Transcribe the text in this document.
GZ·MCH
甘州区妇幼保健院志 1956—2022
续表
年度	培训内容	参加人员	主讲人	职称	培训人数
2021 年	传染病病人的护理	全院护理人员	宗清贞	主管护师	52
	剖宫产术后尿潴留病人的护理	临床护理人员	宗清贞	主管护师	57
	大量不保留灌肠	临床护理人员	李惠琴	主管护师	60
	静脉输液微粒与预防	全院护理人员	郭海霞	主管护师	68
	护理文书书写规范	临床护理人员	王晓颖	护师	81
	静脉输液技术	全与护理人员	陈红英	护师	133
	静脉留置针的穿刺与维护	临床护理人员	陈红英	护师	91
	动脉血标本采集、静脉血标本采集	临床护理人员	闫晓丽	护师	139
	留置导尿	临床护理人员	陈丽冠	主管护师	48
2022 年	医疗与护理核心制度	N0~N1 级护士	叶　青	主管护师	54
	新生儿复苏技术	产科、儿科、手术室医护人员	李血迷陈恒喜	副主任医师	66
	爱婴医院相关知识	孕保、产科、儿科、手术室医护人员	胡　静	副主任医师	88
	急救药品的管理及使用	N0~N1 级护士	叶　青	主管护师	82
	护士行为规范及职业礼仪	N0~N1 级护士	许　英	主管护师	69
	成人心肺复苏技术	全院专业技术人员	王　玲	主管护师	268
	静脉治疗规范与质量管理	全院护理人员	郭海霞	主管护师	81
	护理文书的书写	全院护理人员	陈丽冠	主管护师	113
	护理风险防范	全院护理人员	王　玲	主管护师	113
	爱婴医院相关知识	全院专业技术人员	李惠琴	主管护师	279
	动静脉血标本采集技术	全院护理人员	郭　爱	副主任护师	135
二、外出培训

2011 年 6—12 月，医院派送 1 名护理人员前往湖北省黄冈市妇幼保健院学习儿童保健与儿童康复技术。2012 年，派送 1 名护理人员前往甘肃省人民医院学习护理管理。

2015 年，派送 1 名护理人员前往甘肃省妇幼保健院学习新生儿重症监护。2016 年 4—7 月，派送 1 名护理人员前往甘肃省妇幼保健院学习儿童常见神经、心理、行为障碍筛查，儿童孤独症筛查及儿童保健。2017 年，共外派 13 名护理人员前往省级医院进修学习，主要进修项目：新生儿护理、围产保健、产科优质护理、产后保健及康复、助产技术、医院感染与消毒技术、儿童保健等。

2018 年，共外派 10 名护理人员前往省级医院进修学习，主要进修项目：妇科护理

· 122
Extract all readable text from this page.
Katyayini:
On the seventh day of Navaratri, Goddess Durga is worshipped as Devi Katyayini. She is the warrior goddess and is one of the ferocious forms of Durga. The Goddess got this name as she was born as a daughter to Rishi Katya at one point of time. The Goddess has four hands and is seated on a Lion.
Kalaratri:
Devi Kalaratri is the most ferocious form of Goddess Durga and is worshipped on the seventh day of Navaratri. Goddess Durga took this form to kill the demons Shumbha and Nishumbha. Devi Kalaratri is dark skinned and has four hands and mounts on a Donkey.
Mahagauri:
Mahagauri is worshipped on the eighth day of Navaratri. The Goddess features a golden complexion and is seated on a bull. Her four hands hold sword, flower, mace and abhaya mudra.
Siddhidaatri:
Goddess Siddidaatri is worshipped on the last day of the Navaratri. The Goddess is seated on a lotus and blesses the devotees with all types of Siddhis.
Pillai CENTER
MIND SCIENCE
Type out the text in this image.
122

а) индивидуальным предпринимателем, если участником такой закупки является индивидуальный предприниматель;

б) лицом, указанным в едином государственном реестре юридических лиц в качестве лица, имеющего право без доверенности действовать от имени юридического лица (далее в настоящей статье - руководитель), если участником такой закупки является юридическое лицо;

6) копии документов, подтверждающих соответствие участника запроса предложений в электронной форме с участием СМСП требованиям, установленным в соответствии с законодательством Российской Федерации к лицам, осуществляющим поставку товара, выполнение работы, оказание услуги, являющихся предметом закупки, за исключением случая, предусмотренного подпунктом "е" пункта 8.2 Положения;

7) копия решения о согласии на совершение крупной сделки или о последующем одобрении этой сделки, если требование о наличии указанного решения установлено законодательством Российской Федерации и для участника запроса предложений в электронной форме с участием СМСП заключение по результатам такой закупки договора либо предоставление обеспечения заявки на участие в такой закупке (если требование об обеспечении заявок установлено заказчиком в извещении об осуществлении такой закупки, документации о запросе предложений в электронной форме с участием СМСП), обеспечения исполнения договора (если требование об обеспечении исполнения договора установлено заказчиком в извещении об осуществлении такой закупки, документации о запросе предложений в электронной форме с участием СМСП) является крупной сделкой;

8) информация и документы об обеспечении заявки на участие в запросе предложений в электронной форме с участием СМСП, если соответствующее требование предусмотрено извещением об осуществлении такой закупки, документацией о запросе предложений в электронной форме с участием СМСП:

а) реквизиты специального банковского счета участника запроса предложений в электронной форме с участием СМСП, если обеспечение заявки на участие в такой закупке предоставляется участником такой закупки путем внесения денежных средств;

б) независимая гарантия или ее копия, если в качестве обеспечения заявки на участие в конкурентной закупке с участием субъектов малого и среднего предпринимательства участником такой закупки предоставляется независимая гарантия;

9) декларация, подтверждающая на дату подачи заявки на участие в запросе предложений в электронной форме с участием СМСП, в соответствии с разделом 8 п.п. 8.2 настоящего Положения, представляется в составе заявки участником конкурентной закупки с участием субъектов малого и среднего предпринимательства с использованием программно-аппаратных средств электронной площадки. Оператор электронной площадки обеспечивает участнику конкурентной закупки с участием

__________________________________________________

#### Given request:
Provide only the count of lines in the material above that hold the word "名护理人员前往省级医院进修学习".

#### Full answer:
2